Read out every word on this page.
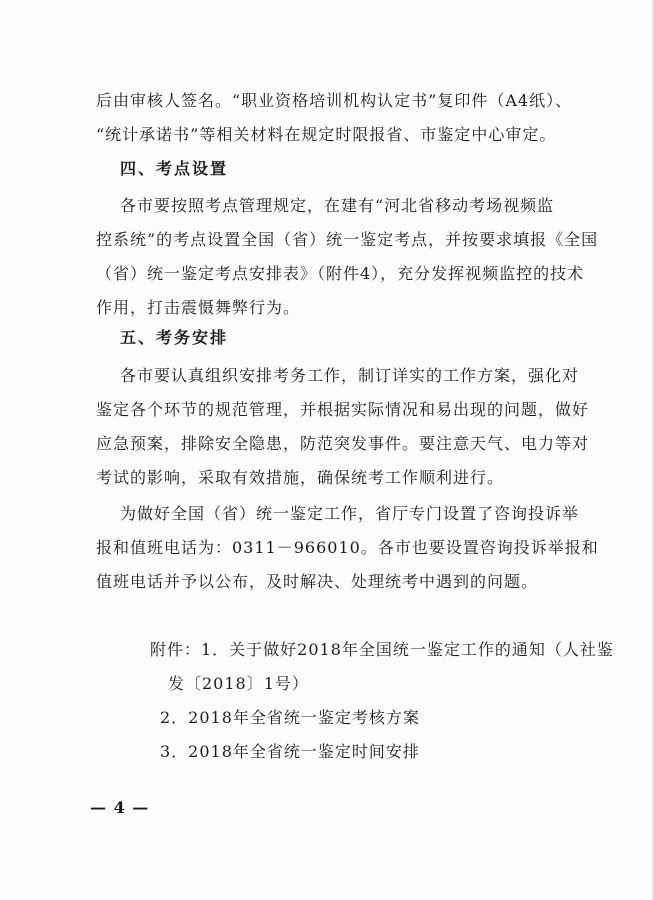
后由审核人签名。“职业资格培训机构认定书”复印件（A4纸）、
“统计承诺书”等相关材料在规定时限报省、市鉴定中心审定。
四、考点设置
各市要按照考点管理规定，在建有“河北省移动考场视频监
控系统”的考点设置全国（省）统一鉴定考点，并按要求填报《全国
（省）统一鉴定考点安排表》（附件4），充分发挥视频监控的技术
作用，打击震慑舞弊行为。
五、考务安排
各市要认真组织安排考务工作，制订详实的工作方案，强化对
鉴定各个环节的规范管理，并根据实际情况和易出现的问题，做好
应急预案，排除安全隐患，防范突发事件。要注意天气、电力等对
考试的影响，采取有效措施，确保统考工作顺利进行。
为做好全国（省）统一鉴定工作，省厅专门设置了咨询投诉举
报和值班电话为：0311－966010。各市也要设置咨询投诉举报和
值班电话并予以公布，及时解决、处理统考中遇到的问题。
附件：1．关于做好2018年全国统一鉴定工作的通知（人社鉴
发〔2018〕1号）
2．2018年全省统一鉴定考核方案
3．2018年全省统一鉴定时间安排
— 4 —
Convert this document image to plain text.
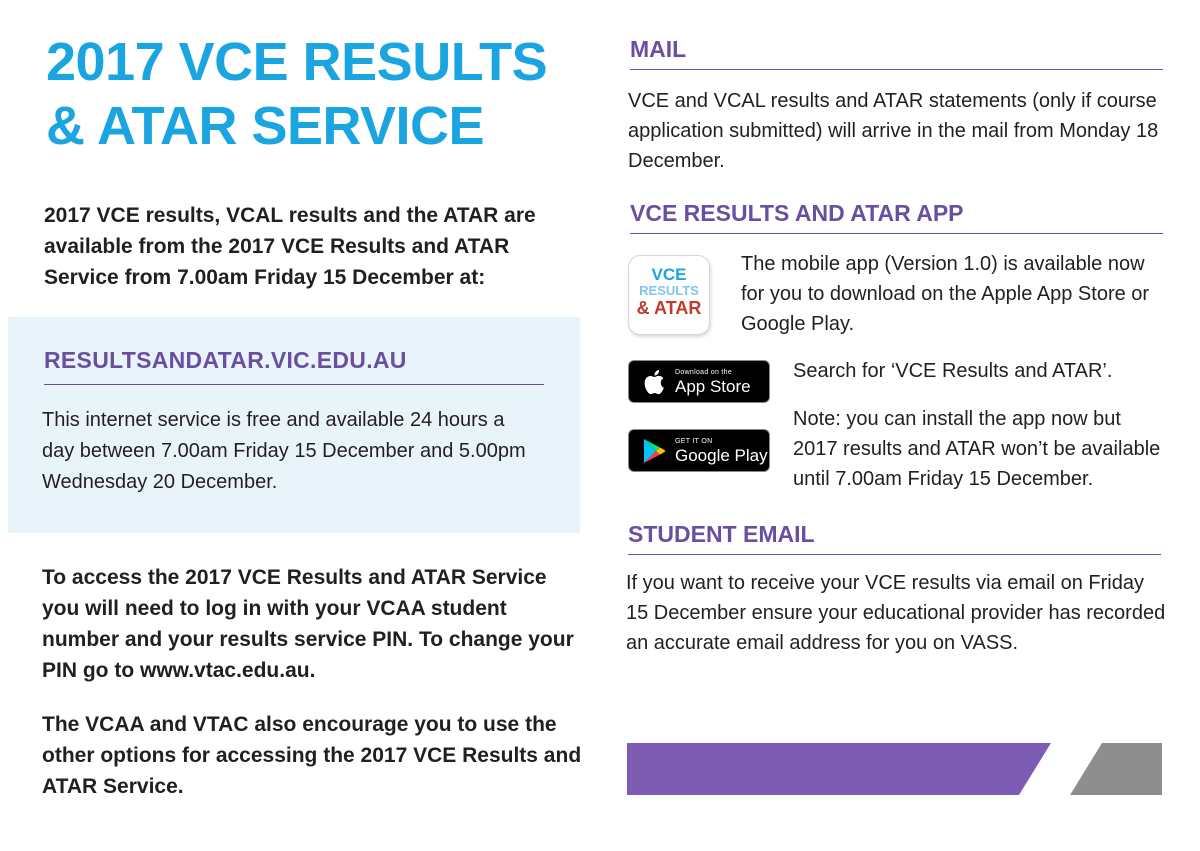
2017 VCE RESULTS
& ATAR SERVICE
2017 VCE results, VCAL results and the ATAR are available from the 2017 VCE Results and ATAR Service from 7.00am Friday 15 December at:
RESULTSANDATAR.VIC.EDU.AU
This internet service is free and available 24 hours a day between 7.00am Friday 15 December and 5.00pm Wednesday 20 December.
To access the 2017 VCE Results and ATAR Service you will need to log in with your VCAA student number and your results service PIN. To change your PIN go to www.vtac.edu.au.
The VCAA and VTAC also encourage you to use the other options for accessing the 2017 VCE Results and ATAR Service.
MAIL
VCE and VCAL results and ATAR statements (only if course application submitted) will arrive in the mail from Monday 18 December.
VCE RESULTS AND ATAR APP
VCE
RESULTS
& ATAR
The mobile app (Version 1.0) is available now for you to download on the Apple App Store or Google Play.
Download on the
App Store
Search for ‘VCE Results and ATAR’.
GET IT ON
Google Play
Note: you can install the app now but 2017 results and ATAR won’t be available until 7.00am Friday 15 December.
STUDENT EMAIL
If you want to receive your VCE results via email on Friday 15 December ensure your educational provider has recorded an accurate email address for you on VASS.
■ ■ ■ ■
[Directive] What is the number of lines above that hold the string "Play"? Answer with that number alone.

[The solution] 2